Indonesia Banks Chase Microloans –

Written by Patrick Fisher June 3, 2011 0 comment

Lenders See a Huge Opportunity to Expand Reach and Boost Earnings


SUBANG, Indonesia—Top banks in Indonesia are rapidly rolling out hundreds of microlending branches across the archipelago in the latest push by financial institutions to expand their reach—and boost earnings—by serving the less affluent.

Microfinance services usually are handled through charitable groups, government programs and specialty-finance companies, such as Grameen Bank in Bangladesh.

But in Indonesia, the country’s biggest banks, including Bank Mandiri and Bank Danamon, are powering growth in the market, which they say is under-served and lucrative.

“The potential in this market is huge,” said Minhari Handikusuma, a director at Danamon who is spearheading its push into microlending. Danamon figures more than 60% of small businesses in Indonesia, or more than 50 million entrepreneurs, aren’t served by the country’s banking system.

Bank Mandiri’s micro branch in Subang in West Java is small, with simple furnishings and just five employees, to make borrowers feel at home.

Microlending has expanded too quickly in some places, such as India, triggering a backlash and debt crises. That hasn’t snuffed out global enthusiasm for the business. The latest moves also point to a new driver of investment in Indonesia, one of the world’s largest developing economies.

Despite Indonesia’s impressive expansion for the last three years, the country’s ratio of loans to gross domestic product, a measure of how widely cash circulates in the economy, remains below 30%. That is lower than any other country in Asia. Singapore, Malaysia and China are all above 100%.

Some Indonesian banks have remained reluctant to lend after the Asian financial crisis of the late 1990s, and many don’t have a nationwide branch network to reach potential borrowers.

But as the global buzz about microlending increased since Muhammad Yunus was awarded a Nobel prize in 2006 for his pioneering microfinance work, Indonesia’s urban banks experimented and found that microloans gave them net interest margins—broadly the difference between yields on loans and the cost of funds—of close to 10%. That is more than three times the money they earn on some corporate loans.

For all banks in Indonesia, the total amount of microloans has surged 75% in the past five years to more than $30 billion.

The microlenders chose to focus on lending directly to individual entrepreneurs, unlike Grameen-style lenders that usually lend through women’s groups.

They also chose to focus on rural town markets with hundreds of businesses in one spot, rather than dealing with the costs of going to far-flung villages, as many microlenders do.

Nonperforming-loan levels have been low in Indonesia and the revenue flows have been more stable than regular lending. When demand for corporate loans dried up in 2008 and 2009, the micro sector kept expanding.

To reach out to poor entrepreneurs, though, banks rewrote their rule books.

Data excerpts.

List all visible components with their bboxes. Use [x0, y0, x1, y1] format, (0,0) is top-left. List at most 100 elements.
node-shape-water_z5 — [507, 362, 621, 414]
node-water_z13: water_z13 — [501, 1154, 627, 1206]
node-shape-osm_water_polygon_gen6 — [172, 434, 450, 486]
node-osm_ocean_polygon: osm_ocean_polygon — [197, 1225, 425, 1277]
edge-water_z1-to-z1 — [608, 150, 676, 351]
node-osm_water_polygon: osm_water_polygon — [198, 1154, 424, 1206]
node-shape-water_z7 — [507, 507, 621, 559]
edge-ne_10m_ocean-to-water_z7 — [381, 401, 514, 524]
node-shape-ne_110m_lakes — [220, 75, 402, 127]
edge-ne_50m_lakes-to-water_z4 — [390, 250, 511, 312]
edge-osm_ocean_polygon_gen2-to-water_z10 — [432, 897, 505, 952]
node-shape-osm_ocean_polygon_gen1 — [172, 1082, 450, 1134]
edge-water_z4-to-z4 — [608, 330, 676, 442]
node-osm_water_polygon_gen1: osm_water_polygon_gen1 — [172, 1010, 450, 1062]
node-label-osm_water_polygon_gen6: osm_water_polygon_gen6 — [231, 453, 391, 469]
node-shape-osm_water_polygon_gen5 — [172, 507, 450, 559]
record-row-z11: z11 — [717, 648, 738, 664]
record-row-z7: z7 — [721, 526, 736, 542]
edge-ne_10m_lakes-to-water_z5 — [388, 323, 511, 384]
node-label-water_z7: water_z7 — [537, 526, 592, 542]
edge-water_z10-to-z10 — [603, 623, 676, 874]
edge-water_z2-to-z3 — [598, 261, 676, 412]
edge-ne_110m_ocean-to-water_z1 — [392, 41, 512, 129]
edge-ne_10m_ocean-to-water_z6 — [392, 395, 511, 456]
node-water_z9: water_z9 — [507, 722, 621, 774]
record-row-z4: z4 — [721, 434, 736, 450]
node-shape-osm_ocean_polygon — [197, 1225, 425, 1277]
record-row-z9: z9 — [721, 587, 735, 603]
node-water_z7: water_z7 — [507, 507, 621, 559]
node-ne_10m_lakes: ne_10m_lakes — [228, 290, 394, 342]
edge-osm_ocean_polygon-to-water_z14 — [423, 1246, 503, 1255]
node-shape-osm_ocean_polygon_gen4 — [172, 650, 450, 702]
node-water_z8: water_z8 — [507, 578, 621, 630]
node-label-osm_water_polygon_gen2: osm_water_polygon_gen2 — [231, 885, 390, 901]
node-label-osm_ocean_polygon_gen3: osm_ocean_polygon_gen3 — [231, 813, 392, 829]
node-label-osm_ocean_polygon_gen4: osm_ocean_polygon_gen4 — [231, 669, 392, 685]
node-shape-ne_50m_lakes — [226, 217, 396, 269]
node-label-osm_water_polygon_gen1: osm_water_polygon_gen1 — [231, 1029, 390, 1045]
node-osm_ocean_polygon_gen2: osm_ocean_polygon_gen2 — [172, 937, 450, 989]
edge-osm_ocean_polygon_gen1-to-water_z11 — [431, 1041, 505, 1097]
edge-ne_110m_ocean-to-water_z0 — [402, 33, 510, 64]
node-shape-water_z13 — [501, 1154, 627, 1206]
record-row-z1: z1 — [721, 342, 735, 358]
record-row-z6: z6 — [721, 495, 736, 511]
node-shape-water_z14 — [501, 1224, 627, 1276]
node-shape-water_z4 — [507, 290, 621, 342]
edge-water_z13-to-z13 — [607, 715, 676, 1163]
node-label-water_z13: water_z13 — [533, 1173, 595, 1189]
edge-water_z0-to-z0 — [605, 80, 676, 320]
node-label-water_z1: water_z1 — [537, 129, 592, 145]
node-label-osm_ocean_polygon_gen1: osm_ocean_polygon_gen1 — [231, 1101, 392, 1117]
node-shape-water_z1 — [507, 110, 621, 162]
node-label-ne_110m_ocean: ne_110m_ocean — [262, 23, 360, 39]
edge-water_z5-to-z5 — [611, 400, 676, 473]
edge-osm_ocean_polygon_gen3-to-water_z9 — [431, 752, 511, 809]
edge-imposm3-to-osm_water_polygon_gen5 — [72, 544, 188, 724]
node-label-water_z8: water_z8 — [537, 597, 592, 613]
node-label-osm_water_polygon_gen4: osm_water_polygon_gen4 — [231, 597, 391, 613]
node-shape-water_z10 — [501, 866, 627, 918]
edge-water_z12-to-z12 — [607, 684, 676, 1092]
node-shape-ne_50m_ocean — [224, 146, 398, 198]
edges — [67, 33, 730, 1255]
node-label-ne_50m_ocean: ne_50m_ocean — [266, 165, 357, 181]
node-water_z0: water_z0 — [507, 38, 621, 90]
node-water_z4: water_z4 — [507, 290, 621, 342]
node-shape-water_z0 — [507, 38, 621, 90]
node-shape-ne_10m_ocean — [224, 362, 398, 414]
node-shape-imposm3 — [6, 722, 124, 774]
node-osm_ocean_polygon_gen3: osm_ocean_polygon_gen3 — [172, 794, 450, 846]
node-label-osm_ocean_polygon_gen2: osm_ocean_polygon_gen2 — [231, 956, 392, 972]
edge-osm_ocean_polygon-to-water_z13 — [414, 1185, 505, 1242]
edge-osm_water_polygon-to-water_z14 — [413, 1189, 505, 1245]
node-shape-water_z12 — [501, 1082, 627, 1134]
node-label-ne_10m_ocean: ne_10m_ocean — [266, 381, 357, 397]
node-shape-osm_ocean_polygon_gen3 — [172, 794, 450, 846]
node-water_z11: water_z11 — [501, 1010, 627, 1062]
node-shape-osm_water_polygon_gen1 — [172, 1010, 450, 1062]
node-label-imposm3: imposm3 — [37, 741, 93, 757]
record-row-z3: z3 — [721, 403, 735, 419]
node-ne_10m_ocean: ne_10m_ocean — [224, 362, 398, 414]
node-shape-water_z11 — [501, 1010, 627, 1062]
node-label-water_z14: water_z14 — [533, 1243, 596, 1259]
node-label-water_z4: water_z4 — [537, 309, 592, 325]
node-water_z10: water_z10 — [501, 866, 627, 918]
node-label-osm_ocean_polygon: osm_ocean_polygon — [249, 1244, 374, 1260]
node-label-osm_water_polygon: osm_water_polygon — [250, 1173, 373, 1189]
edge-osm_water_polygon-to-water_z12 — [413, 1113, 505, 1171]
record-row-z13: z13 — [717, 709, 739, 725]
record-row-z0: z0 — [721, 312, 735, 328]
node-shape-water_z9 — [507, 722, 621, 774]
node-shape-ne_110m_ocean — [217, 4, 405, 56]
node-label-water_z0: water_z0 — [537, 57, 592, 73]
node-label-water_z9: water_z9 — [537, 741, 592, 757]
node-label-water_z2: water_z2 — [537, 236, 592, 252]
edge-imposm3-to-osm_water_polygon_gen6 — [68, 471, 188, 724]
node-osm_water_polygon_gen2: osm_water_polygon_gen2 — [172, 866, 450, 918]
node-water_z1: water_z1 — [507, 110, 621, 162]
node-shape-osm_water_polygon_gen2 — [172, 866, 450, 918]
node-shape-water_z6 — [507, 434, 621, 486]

Goals.
(1) Retype the microlending article from "Lenders See a" up to and including "the less affluent.".
(2) Repeat back the records from their first line up to and including the line containing "edge-osm_ocean_polygon_gen2-to-water_z10 — [432, 897, 505, 952]".
The microlending article and the records come from unrelated sources.

Solutions.
(1)
Lenders See a Huge Opportunity to Expand Reach and Boost Earnings


SUBANG, Indonesia—Top banks in Indonesia are rapidly rolling out hundreds of microlending branches across the archipelago in the latest push by financial institutions to expand their reach—and boost earnings—by serving the less affluent.

(2)
List all visible components with their bboxes. Use [x0, y0, x1, y1] format, (0,0) is top-left. List at most 100 elements.
node-shape-water_z5 — [507, 362, 621, 414]
node-water_z13: water_z13 — [501, 1154, 627, 1206]
node-shape-osm_water_polygon_gen6 — [172, 434, 450, 486]
node-osm_ocean_polygon: osm_ocean_polygon — [197, 1225, 425, 1277]
edge-water_z1-to-z1 — [608, 150, 676, 351]
node-osm_water_polygon: osm_water_polygon — [198, 1154, 424, 1206]
node-shape-water_z7 — [507, 507, 621, 559]
edge-ne_10m_ocean-to-water_z7 — [381, 401, 514, 524]
node-shape-ne_110m_lakes — [220, 75, 402, 127]
edge-ne_50m_lakes-to-water_z4 — [390, 250, 511, 312]
edge-osm_ocean_polygon_gen2-to-water_z10 — [432, 897, 505, 952]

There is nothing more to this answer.